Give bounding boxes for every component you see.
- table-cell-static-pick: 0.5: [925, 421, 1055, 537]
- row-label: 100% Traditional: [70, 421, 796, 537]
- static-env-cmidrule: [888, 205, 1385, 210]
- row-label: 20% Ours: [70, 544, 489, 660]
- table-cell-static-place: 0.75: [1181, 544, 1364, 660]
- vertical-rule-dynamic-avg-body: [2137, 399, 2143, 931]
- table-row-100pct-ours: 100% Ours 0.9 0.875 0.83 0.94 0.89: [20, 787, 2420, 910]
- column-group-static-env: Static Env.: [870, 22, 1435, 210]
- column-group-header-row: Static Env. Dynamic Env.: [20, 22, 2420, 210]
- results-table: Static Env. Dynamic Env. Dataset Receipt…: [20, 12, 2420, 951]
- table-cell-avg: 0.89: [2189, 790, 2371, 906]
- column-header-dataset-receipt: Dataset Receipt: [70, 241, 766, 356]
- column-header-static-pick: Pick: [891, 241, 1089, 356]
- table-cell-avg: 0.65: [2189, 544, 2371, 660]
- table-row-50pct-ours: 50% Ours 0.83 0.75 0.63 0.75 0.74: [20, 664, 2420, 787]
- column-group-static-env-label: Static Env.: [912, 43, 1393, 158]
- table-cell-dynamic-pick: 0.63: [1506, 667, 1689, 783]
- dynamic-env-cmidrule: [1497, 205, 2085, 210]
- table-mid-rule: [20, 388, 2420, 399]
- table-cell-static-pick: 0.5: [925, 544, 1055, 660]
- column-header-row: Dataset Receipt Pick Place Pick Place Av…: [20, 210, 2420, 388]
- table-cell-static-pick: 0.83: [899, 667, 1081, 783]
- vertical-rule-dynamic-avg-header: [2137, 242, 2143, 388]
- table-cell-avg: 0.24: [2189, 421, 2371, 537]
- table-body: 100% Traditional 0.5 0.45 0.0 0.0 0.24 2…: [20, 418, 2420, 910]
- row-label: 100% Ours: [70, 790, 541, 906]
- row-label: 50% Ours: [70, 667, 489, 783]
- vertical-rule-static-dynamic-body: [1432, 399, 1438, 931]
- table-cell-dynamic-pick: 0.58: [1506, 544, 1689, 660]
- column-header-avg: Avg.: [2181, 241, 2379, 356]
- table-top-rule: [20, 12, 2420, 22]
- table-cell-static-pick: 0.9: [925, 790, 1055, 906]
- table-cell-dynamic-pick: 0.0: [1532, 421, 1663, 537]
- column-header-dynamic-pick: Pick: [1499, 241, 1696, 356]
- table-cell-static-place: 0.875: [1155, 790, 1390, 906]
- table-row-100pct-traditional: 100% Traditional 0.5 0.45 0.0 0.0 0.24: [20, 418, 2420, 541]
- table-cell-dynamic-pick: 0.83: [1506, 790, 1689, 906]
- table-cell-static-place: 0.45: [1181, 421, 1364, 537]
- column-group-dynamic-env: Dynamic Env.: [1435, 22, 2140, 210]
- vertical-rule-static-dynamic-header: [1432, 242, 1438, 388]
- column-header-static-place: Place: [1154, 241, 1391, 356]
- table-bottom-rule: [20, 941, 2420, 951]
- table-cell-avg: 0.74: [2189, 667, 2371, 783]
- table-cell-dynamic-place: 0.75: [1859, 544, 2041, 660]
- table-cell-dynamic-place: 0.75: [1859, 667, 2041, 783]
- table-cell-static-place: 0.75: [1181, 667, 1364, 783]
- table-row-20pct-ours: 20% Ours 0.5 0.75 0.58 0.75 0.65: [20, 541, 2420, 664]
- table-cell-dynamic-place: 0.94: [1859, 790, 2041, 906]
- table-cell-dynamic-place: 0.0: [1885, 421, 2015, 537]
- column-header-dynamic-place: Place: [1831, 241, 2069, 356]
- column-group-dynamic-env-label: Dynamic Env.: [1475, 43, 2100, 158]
◇ ◇ ◇
Aim of the exercise: Could you copy the listing above word for word, from its first line through its last?

Finished answer:
Give bounding boxes for every component you see.
- table-cell-static-pick: 0.5: [925, 421, 1055, 537]
- row-label: 100% Traditional: [70, 421, 796, 537]
- static-env-cmidrule: [888, 205, 1385, 210]
- row-label: 20% Ours: [70, 544, 489, 660]
- table-cell-static-place: 0.75: [1181, 544, 1364, 660]
- vertical-rule-dynamic-avg-body: [2137, 399, 2143, 931]
- table-row-100pct-ours: 100% Ours 0.9 0.875 0.83 0.94 0.89: [20, 787, 2420, 910]
- column-group-static-env: Static Env.: [870, 22, 1435, 210]
- column-group-header-row: Static Env. Dynamic Env.: [20, 22, 2420, 210]
- results-table: Static Env. Dynamic Env. Dataset Receipt…: [20, 12, 2420, 951]
- table-cell-avg: 0.89: [2189, 790, 2371, 906]
- column-header-dataset-receipt: Dataset Receipt: [70, 241, 766, 356]
- column-header-static-pick: Pick: [891, 241, 1089, 356]
- table-cell-avg: 0.65: [2189, 544, 2371, 660]
- table-row-50pct-ours: 50% Ours 0.83 0.75 0.63 0.75 0.74: [20, 664, 2420, 787]
- column-group-static-env-label: Static Env.: [912, 43, 1393, 158]
- table-cell-dynamic-pick: 0.63: [1506, 667, 1689, 783]
- dynamic-env-cmidrule: [1497, 205, 2085, 210]
- table-mid-rule: [20, 388, 2420, 399]
- table-cell-static-pick: 0.5: [925, 544, 1055, 660]
- column-header-row: Dataset Receipt Pick Place Pick Place Av…: [20, 210, 2420, 388]
- table-cell-static-pick: 0.83: [899, 667, 1081, 783]
- vertical-rule-dynamic-avg-header: [2137, 242, 2143, 388]
- table-cell-avg: 0.24: [2189, 421, 2371, 537]
- table-body: 100% Traditional 0.5 0.45 0.0 0.0 0.24 2…: [20, 418, 2420, 910]
- row-label: 100% Ours: [70, 790, 541, 906]
- row-label: 50% Ours: [70, 667, 489, 783]
- vertical-rule-static-dynamic-body: [1432, 399, 1438, 931]
- table-cell-dynamic-pick: 0.58: [1506, 544, 1689, 660]
- column-header-avg: Avg.: [2181, 241, 2379, 356]
- table-top-rule: [20, 12, 2420, 22]
- table-cell-static-pick: 0.9: [925, 790, 1055, 906]
- table-cell-dynamic-pick: 0.0: [1532, 421, 1663, 537]
- column-header-dynamic-pick: Pick: [1499, 241, 1696, 356]
- table-cell-static-place: 0.875: [1155, 790, 1390, 906]
- table-row-100pct-traditional: 100% Traditional 0.5 0.45 0.0 0.0 0.24: [20, 418, 2420, 541]
- table-cell-dynamic-pick: 0.83: [1506, 790, 1689, 906]
- table-cell-static-place: 0.45: [1181, 421, 1364, 537]
- column-group-dynamic-env: Dynamic Env.: [1435, 22, 2140, 210]
- vertical-rule-static-dynamic-header: [1432, 242, 1438, 388]
- column-header-static-place: Place: [1154, 241, 1391, 356]
- table-bottom-rule: [20, 941, 2420, 951]
- table-cell-avg: 0.74: [2189, 667, 2371, 783]
- table-cell-dynamic-place: 0.75: [1859, 544, 2041, 660]
- table-cell-dynamic-place: 0.75: [1859, 667, 2041, 783]
- table-cell-static-place: 0.75: [1181, 667, 1364, 783]
- table-row-20pct-ours: 20% Ours 0.5 0.75 0.58 0.75 0.65: [20, 541, 2420, 664]
- table-cell-dynamic-place: 0.94: [1859, 790, 2041, 906]
- table-cell-dynamic-place: 0.0: [1885, 421, 2015, 537]
- column-header-dynamic-place: Place: [1831, 241, 2069, 356]
- column-group-dynamic-env-label: Dynamic Env.: [1475, 43, 2100, 158]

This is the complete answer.